Scan the data below for the string "page". Copy every line where it appears.

## BEGIN RECORDS FOR THIS TASK

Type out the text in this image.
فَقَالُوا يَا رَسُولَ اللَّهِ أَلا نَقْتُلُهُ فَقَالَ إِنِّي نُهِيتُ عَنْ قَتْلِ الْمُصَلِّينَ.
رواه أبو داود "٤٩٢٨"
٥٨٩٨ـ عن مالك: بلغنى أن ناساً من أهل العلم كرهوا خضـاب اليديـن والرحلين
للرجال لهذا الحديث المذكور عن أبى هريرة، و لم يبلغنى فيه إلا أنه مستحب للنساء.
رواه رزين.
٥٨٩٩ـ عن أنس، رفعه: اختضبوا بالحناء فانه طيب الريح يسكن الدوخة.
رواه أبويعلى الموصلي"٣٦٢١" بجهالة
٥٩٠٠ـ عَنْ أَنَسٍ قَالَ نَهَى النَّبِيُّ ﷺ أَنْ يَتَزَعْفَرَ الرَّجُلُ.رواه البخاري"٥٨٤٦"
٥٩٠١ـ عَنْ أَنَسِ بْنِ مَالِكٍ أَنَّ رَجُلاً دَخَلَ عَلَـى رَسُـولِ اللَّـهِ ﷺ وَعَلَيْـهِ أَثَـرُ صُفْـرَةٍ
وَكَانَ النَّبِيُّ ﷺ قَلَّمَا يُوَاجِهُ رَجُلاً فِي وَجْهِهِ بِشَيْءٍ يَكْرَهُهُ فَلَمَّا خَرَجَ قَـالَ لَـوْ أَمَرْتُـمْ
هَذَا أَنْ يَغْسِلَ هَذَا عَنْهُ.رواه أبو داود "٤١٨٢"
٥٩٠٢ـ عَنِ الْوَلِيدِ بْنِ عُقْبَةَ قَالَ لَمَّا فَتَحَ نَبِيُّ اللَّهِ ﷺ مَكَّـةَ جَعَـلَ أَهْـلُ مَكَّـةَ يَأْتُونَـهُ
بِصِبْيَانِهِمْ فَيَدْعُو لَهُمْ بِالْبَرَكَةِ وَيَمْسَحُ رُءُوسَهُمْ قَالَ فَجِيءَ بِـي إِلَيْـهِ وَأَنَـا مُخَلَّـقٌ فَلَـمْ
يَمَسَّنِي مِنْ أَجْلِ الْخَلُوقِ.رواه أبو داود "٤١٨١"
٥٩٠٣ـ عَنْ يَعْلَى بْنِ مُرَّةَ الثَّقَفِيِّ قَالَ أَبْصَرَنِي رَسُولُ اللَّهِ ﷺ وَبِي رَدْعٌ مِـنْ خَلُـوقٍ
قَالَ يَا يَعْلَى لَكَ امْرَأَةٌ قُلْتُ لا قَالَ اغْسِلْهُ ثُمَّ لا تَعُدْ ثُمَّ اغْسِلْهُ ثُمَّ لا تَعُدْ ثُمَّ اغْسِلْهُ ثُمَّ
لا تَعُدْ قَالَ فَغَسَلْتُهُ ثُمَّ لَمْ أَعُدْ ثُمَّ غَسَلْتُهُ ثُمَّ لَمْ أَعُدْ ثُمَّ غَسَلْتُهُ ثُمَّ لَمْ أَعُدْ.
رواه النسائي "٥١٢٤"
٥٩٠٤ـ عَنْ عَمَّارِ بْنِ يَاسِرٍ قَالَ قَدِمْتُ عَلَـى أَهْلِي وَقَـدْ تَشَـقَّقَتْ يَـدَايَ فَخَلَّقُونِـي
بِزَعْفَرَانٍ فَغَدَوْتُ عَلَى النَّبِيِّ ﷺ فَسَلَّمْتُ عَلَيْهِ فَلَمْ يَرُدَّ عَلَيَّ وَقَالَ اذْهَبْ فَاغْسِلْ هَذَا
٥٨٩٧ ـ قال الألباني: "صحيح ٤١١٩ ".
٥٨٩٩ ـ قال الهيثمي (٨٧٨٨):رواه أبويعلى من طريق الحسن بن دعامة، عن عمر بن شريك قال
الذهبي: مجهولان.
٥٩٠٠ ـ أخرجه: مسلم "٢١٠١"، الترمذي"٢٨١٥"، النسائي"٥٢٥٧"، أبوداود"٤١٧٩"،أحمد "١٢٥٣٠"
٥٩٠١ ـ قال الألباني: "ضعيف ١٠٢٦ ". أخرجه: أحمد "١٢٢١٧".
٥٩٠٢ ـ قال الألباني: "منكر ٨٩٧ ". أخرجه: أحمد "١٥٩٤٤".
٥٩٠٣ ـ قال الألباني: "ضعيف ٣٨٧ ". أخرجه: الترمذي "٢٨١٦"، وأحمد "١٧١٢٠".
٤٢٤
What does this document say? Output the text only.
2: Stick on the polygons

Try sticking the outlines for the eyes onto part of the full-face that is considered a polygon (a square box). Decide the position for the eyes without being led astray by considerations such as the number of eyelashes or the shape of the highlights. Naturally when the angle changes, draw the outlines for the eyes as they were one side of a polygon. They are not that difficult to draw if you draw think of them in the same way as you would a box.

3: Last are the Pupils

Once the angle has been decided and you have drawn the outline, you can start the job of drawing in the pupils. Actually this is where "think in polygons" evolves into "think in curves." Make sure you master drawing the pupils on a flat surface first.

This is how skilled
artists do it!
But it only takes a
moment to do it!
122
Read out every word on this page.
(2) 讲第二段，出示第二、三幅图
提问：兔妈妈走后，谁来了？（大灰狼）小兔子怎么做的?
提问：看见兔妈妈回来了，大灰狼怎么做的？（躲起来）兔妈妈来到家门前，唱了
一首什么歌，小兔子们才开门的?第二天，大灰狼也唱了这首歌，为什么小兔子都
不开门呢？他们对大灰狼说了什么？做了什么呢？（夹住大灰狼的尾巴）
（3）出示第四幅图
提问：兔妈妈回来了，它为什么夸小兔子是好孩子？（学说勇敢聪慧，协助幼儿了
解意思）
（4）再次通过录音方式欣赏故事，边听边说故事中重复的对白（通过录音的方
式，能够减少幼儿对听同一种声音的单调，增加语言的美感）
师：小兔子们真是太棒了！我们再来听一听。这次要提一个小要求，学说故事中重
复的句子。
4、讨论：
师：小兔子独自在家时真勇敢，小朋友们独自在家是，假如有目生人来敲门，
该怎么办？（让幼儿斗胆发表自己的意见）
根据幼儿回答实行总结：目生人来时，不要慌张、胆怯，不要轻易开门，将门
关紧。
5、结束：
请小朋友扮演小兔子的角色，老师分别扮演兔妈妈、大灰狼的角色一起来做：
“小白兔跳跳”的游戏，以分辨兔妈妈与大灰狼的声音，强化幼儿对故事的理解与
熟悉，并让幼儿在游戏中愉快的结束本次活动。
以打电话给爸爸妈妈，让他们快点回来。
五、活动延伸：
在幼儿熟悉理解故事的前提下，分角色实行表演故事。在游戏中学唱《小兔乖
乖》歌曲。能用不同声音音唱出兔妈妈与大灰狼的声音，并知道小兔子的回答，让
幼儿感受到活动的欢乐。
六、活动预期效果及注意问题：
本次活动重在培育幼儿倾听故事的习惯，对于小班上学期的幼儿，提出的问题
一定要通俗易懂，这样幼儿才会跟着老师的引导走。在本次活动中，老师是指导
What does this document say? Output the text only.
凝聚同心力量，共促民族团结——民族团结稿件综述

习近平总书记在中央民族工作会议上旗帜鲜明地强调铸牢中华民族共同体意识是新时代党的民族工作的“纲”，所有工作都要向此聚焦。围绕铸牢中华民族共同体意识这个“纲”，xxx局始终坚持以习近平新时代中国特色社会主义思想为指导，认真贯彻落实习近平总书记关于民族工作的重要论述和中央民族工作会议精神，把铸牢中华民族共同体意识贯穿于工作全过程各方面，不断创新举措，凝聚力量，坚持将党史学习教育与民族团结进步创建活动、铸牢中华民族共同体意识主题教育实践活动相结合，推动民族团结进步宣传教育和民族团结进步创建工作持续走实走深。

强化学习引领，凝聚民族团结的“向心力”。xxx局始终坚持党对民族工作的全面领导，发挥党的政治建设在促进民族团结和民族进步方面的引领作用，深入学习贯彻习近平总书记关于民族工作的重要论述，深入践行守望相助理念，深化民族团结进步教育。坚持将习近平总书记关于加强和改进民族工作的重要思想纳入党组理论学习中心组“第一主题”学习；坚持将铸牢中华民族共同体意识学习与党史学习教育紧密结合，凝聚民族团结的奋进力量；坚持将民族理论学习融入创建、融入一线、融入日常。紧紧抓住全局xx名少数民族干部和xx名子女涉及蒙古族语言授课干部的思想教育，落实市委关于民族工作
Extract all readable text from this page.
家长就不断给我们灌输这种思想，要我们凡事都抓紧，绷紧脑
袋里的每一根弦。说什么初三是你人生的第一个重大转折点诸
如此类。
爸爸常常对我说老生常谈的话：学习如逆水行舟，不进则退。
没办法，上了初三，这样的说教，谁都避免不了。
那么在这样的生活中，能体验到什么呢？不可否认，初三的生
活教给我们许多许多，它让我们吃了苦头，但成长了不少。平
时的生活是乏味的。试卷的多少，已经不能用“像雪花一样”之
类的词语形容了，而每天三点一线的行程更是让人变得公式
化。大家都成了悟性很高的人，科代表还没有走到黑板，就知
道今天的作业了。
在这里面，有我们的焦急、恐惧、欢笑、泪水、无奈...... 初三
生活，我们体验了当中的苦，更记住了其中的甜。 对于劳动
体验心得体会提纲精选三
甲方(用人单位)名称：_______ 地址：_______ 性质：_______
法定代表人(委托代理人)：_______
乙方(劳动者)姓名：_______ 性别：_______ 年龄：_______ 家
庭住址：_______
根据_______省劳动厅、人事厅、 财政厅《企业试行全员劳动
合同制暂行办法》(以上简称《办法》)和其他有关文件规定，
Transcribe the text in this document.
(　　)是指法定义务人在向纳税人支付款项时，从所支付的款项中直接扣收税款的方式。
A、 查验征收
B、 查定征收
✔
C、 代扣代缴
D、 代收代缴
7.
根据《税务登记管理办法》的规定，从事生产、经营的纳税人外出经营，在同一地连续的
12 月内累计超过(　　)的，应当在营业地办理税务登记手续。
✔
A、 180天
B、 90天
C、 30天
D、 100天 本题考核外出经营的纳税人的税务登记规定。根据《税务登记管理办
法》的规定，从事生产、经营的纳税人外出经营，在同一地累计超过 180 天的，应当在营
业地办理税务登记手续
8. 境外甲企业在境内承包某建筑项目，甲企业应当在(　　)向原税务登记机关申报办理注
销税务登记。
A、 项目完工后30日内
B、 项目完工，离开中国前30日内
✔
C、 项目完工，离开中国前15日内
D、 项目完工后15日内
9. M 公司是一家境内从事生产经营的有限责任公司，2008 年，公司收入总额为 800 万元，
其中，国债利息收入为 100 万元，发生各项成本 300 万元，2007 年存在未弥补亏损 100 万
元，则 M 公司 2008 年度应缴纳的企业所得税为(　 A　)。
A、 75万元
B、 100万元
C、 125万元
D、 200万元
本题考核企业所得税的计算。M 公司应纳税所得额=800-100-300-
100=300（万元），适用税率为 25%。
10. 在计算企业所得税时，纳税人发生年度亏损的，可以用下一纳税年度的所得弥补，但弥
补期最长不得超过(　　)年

## END RECORDS FOR THIS TASK

REPLY:
Read out every word on this page.
Extract all readable text from this page.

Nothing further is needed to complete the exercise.